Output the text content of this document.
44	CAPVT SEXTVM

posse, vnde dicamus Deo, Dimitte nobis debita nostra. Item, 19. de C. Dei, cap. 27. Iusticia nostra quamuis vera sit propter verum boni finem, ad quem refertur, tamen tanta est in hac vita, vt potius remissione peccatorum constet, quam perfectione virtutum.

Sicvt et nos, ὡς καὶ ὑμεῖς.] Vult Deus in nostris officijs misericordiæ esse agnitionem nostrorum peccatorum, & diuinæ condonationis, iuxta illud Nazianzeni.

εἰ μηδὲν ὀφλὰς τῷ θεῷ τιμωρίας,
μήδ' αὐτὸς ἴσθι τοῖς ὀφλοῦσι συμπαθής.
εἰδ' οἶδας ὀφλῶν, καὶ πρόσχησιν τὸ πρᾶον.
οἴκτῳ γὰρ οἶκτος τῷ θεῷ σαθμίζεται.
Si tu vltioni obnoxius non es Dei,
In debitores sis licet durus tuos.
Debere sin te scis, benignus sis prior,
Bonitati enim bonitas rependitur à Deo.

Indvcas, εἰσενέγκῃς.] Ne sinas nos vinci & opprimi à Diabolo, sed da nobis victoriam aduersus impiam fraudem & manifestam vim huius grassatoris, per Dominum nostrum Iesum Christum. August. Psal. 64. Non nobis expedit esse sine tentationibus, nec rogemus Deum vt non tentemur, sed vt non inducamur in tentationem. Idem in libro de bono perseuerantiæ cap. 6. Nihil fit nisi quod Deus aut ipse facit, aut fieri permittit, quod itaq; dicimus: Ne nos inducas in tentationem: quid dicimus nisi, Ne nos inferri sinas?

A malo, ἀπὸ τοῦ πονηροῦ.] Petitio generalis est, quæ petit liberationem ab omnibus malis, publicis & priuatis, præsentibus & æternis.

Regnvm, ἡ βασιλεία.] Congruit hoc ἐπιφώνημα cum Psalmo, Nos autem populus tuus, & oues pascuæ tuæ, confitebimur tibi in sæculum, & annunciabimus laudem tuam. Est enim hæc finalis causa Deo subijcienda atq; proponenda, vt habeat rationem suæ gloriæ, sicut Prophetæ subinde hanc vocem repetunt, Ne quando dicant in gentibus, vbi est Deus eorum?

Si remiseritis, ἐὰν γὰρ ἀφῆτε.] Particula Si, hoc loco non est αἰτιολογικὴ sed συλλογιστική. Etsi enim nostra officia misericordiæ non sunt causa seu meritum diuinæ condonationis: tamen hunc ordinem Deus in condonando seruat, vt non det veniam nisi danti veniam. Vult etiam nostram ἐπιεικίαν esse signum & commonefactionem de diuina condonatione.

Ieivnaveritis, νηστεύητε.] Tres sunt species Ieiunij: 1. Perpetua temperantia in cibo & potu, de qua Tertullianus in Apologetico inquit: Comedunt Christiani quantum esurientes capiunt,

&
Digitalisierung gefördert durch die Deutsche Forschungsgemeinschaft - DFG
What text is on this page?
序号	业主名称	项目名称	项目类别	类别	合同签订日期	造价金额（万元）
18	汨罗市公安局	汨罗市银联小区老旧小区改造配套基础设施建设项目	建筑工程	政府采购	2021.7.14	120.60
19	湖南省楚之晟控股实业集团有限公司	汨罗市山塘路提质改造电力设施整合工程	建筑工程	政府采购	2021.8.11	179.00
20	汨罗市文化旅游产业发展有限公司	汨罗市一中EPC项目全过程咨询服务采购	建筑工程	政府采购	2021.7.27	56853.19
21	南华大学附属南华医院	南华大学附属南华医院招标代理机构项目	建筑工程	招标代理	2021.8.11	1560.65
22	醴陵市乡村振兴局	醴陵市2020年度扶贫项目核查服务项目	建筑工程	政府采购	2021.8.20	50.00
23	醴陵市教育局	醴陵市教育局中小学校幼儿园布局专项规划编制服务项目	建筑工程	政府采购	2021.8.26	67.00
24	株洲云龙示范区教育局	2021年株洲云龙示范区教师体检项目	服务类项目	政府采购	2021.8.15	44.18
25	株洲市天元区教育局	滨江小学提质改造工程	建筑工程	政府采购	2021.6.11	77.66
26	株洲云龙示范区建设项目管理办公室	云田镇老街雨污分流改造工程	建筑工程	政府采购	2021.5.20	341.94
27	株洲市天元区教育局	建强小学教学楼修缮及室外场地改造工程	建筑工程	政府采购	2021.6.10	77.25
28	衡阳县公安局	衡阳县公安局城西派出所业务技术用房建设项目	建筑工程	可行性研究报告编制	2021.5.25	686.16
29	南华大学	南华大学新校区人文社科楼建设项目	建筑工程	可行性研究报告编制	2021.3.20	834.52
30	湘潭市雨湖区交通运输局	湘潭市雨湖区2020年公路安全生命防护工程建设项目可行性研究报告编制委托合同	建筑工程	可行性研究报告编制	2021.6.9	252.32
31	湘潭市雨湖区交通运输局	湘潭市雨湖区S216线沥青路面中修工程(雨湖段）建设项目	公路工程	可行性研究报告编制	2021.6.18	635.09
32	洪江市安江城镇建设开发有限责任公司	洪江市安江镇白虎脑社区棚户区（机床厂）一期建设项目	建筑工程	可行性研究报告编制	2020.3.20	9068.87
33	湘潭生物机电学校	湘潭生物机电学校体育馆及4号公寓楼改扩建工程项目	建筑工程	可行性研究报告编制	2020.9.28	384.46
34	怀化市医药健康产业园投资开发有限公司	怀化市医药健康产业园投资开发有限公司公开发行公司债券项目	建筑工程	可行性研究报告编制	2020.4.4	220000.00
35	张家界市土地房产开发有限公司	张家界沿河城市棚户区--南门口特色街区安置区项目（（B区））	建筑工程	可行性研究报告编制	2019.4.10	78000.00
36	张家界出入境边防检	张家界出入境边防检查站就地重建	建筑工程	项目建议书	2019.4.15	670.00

* Set problem *
State the count of lines holding the string "Vult" in the listing above, and nothing else.

* Result of the exercise *
2